'''

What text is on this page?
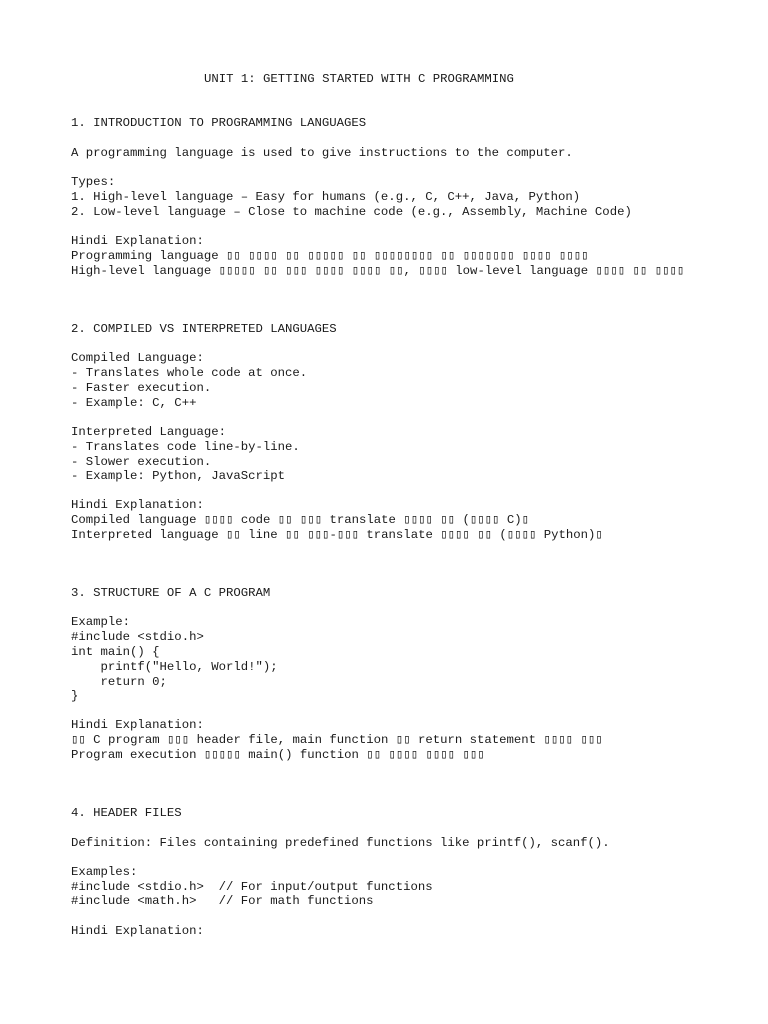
UNIT 1: GETTING STARTED WITH C PROGRAMMING

1. INTRODUCTION TO PROGRAMMING LANGUAGES

A programming language is used to give instructions to the computer.

Types:

1. High-level language – Easy for humans (e.g., C, C++, Java, Python)

2. Low-level language – Close to machine code (e.g., Assembly, Machine Code)

Hindi Explanation:

Programming language ▯▯ ▯▯▯▯ ▯▯ ▯▯▯▯▯ ▯▯ ▯▯▯▯▯▯▯▯ ▯▯ ▯▯▯▯▯▯▯ ▯▯▯▯ ▯▯▯▯

High-level language ▯▯▯▯▯ ▯▯ ▯▯▯ ▯▯▯▯ ▯▯▯▯ ▯▯, ▯▯▯▯ low-level language ▯▯▯▯ ▯▯ ▯▯▯▯

2. COMPILED VS INTERPRETED LANGUAGES

Compiled Language:

- Translates whole code at once.

- Faster execution.

- Example: C, C++

Interpreted Language:

- Translates code line-by-line.

- Slower execution.

- Example: Python, JavaScript

Hindi Explanation:

Compiled language ▯▯▯▯ code ▯▯ ▯▯▯ translate ▯▯▯▯ ▯▯ (▯▯▯▯ C)▯

Interpreted language ▯▯ line ▯▯ ▯▯▯-▯▯▯ translate ▯▯▯▯ ▯▯ (▯▯▯▯ Python)▯

3. STRUCTURE OF A C PROGRAM

Example:

#include <stdio.h>

int main() {

printf("Hello, World!");

return 0;

}

Hindi Explanation:

▯▯ C program ▯▯▯ header file, main function ▯▯ return statement ▯▯▯▯ ▯▯▯

Program execution ▯▯▯▯▯ main() function ▯▯ ▯▯▯▯ ▯▯▯▯ ▯▯▯

4. HEADER FILES

Definition: Files containing predefined functions like printf(), scanf().

Examples:

#include <stdio.h>  // For input/output functions

#include <math.h>   // For math functions

Hindi Explanation:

'''

▶ TASK STATEMENT: Go through the material and select each line with the string "printf" in it.

▶ EXERCISE SOLUTION:
printf("Hello, World!");
Definition: Files containing predefined functions like printf(), scanf().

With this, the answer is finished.